*** SUPPLIED RECORDS ***

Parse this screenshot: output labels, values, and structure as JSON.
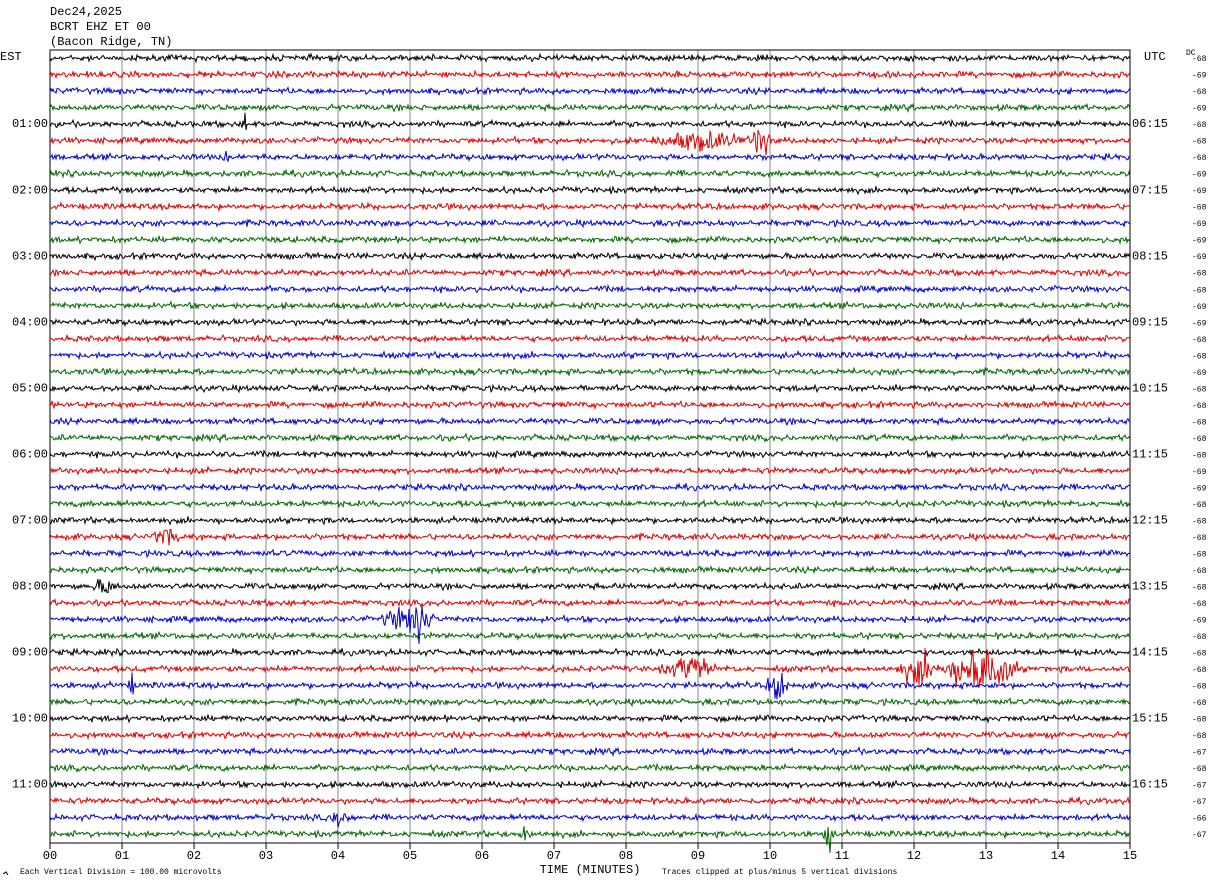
{
  "header": {
    "date": "Dec24,2025",
    "station": "BCRT EHZ ET 00",
    "location": "(Bacon Ridge, TN)"
  },
  "left_axis": {
    "title": "EST",
    "labels": [
      "01:00",
      "02:00",
      "03:00",
      "04:00",
      "05:00",
      "06:00",
      "07:00",
      "08:00",
      "09:00",
      "10:00",
      "11:00"
    ]
  },
  "right_axis": {
    "title": "UTC",
    "labels": [
      "06:15",
      "07:15",
      "08:15",
      "09:15",
      "10:15",
      "11:15",
      "12:15",
      "13:15",
      "14:15",
      "15:15",
      "16:15"
    ]
  },
  "dc": {
    "title": "DC",
    "values": [
      -68,
      -69,
      -68,
      -69,
      -68,
      -68,
      -68,
      -69,
      -69,
      -68,
      -69,
      -69,
      -69,
      -68,
      -68,
      -69,
      -69,
      -68,
      -68,
      -69,
      -68,
      -68,
      -68,
      -68,
      -68,
      -69,
      -69,
      -68,
      -68,
      -68,
      -68,
      -68,
      -68,
      -68,
      -69,
      -68,
      -68,
      -68,
      -68,
      -68,
      -68,
      -68,
      -67,
      -68,
      -67,
      -67,
      -66,
      -67
    ]
  },
  "trace_colors": [
    "#000000",
    "#dd0000",
    "#0000cc",
    "#006600"
  ],
  "x_axis": {
    "title": "TIME (MINUTES)",
    "labels": [
      "00",
      "01",
      "02",
      "03",
      "04",
      "05",
      "06",
      "07",
      "08",
      "09",
      "10",
      "11",
      "12",
      "13",
      "14",
      "15"
    ]
  },
  "footer": {
    "scale": "Each Vertical Division =  100.00 microvolts",
    "clip": "Traces clipped at plus/minus 5 vertical divisions"
  }
}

***

From the records above, pick out and copy each line holding the word "title".

> **TASK ANSWER**
    "title": "EST",
    "title": "UTC",
    "title": "DC",
    "title": "TIME (MINUTES)",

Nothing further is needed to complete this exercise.